#### [Article]
Disons que l’armée syrienne a ces tout derniers mois réussi à contenir ou briser les attaques des insurgés, leur infligeant, au-delà des exagérations des communiqués ou rumeurs, des pertes terribles. Et grignotant, lentement mais sûrement, les positions ennemies.
Dans le même temps, l’ASL, ou les islamistes ont vu un nouveau front s’ouvrir dans leur zone de force, celle de la frontière turco-syrienne : les milices kurdes sont entrés dans la danse, et des dizaines d’islamistes l’ont déjà payé de leur vie. Et au sud, les Druzes semblent faire de même.
Les médias français les plus acharnés à la destruction de la Syrie – ceux de la gauche « atlanto-bobo », notamment – ont entretenu, ces dernières semaines, la fiction d’une progression des rebelles. Mais sur le terrain l’OSDH ou les CLC n’ont pu relater que des « prises » de bases plus ou moins importantes, plus ou moins défendues, dans les environs d’Alep ou de Damas. Certaines bientôt reconquises par l’armée. C’est peu et les faits sont là : pas de victoire définitive et significative stratégiquement de la rébellion au cours des derniers mois de 2012. Beaucoup d’effets d’annonce en revanche, mais brasser du vent ne fait pas gagner la guerre.
La mue de l’insurrection
D’autres analystes français se montrent plus prudents : aucun des belligérants, assurent-ils, ne peut l’emporter sur l’autre. Pour ce qui est de la rébellion, ou plutôt des rébellions, c’est évident. Redisons cette vérité d’évidence, oubliée ou « contournée » par nos chers confrères : de même que quelques milliers de fanatique plus ou moins bien armés ne peuvent faire tomber une ville comme Damas ou Alep, l’insurrection ne peut longtemps rivaliser avec l’armée syrienne, avec ou sans aviation, dès lors que celle-ci est engagée en nombre. Le problème est la multiplication des fronts, que ne peut tenir simultanément l’armée, qui semble donc avoir concentré ses forces sur tous les points lui paraissant importants, laissant à la rébellion des secteurs désertiques ou périphériques. Mais s’il y a un vainqueur par KO en 2013, nous n’avons aucun doute sur son identité.
Car, dans le même temps, cette insurrection armée a non seulement mué en une entreprise djihadiste, mais elle s’est désintégrée moralement et tactiquement : des articles sont parus sur certaine dérive maffieuse des « brigades » rebelles, sur leur basculement dans le banditisme pur. D’autres ont évoqué des règlements de comptes entre faction rivales.
Bref, l’ASL a toujours été plus ou moins une fiction médiatique, mais cette fois on est sûr qu’elle ne correspond plus à rien. Les quelques milliers de combattants actifs sont morcelés en dizaines de bandes pompeusement rebaptisées « brigades » , qui guerroient pour leur compte, dans un mépris superbe des directives de l’état-major fantoche de la non moins fantoche « Armée syrienne libre » , qui a autant d’existence aujourd’hui que le « Conseil national syrien » , lequel était censé être, au début de l’année dernière, son expression politique.

#### [Lignes affichées]
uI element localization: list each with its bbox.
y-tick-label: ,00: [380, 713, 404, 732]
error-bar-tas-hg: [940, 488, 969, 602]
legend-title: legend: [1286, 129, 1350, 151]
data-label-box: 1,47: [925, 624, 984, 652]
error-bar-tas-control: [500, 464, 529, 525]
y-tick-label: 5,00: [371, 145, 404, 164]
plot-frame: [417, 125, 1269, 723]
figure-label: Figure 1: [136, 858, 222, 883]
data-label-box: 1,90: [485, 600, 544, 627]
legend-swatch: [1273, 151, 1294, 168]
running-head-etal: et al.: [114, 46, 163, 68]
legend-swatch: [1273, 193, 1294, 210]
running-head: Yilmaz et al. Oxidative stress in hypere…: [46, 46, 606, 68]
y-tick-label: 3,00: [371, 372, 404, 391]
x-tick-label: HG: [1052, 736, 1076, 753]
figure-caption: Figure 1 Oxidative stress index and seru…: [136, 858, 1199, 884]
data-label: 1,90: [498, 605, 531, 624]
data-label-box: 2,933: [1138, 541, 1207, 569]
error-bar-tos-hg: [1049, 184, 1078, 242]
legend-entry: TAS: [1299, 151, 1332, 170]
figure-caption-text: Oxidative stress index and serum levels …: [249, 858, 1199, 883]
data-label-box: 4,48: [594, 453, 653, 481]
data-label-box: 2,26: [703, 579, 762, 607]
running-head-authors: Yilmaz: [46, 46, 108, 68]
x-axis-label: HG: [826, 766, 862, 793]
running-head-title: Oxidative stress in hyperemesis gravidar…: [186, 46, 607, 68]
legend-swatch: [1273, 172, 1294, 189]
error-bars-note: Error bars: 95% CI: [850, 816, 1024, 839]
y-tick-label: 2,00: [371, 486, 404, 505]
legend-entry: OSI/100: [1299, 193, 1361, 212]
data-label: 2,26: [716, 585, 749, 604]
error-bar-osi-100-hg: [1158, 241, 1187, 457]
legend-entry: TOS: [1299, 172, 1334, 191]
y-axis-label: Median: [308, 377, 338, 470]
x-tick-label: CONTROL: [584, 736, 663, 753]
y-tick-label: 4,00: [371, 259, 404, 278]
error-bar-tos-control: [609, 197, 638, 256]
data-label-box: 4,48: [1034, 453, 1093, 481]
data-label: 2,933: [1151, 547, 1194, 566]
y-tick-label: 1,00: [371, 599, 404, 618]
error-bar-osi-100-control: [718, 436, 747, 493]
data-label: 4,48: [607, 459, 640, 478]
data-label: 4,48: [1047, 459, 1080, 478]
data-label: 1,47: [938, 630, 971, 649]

...

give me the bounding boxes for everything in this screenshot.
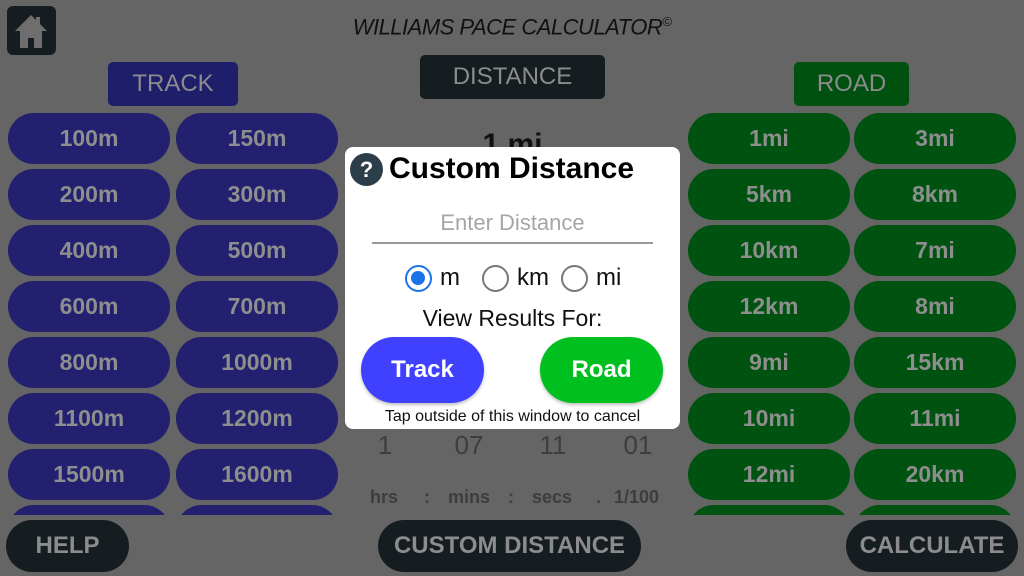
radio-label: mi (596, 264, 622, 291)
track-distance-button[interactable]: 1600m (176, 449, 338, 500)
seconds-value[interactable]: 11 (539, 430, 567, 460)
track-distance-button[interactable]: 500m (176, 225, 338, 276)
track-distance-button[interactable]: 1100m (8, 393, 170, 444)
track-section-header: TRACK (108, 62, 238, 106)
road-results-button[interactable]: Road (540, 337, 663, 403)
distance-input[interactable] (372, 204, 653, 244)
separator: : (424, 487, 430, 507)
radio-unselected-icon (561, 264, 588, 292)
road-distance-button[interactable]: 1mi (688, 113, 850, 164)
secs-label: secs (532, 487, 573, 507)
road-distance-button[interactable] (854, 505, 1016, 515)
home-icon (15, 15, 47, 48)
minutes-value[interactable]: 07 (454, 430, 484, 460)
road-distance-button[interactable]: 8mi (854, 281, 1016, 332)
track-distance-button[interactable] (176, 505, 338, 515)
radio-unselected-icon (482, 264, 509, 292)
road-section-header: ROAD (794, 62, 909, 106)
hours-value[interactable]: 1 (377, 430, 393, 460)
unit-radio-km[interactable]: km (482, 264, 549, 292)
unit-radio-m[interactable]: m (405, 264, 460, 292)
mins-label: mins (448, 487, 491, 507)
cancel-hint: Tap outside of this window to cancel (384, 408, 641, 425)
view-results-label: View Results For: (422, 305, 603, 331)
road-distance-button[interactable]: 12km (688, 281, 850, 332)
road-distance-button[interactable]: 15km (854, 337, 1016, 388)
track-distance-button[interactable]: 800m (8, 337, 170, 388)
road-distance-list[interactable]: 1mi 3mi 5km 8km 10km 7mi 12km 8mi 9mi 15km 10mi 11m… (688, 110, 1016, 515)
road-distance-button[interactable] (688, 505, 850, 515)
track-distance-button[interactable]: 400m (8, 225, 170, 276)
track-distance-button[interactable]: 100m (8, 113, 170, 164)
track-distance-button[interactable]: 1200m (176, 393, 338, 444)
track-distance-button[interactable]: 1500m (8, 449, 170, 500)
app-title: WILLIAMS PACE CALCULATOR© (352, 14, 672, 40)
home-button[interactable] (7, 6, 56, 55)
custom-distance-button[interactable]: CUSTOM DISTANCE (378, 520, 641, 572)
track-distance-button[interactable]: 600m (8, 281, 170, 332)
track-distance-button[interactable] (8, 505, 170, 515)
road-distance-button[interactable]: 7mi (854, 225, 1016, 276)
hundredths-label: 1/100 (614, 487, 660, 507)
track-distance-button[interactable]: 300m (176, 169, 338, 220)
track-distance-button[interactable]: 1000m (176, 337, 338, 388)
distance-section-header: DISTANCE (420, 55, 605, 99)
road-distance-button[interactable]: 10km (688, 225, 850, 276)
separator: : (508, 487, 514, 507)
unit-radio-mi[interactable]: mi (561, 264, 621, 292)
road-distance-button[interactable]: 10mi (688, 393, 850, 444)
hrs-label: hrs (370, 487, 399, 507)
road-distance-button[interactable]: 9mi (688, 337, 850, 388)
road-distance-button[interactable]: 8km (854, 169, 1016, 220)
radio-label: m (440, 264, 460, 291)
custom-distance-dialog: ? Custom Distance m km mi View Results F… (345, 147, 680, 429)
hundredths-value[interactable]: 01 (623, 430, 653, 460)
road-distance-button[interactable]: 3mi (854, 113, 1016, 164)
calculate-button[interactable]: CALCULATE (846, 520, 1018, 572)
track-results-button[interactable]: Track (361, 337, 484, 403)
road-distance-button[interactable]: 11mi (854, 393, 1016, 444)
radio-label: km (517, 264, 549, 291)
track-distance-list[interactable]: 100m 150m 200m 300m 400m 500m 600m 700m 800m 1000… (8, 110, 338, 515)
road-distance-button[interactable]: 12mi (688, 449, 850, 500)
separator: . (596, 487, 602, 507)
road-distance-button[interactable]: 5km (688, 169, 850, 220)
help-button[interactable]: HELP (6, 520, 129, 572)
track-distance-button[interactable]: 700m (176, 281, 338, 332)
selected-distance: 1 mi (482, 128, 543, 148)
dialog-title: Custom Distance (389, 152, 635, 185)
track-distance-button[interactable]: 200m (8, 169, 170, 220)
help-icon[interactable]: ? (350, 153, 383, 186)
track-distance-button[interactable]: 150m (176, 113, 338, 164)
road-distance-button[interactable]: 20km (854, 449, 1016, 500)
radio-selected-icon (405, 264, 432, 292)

#### [Consigne]
Citez tout le passage de l'article sur la guerre en Syrie, depuis « Car, dans le » jusqu'à « son expression politique. » inclus.

#### [Résultat]
Car, dans le même temps, cette insurrection armée a non seulement mué en une entreprise djihadiste, mais elle s’est désintégrée moralement et tactiquement : des articles sont parus sur certaine dérive maffieuse des « brigades » rebelles, sur leur basculement dans le banditisme pur. D’autres ont évoqué des règlements de comptes entre faction rivales.
Bref, l’ASL a toujours été plus ou moins une fiction médiatique, mais cette fois on est sûr qu’elle ne correspond plus à rien. Les quelques milliers de combattants actifs sont morcelés en dizaines de bandes pompeusement rebaptisées « brigades » , qui guerroient pour leur compte, dans un mépris superbe des directives de l’état-major fantoche de la non moins fantoche « Armée syrienne libre » , qui a autant d’existence aujourd’hui que le « Conseil national syrien » , lequel était censé être, au début de l’année dernière, son expression politique.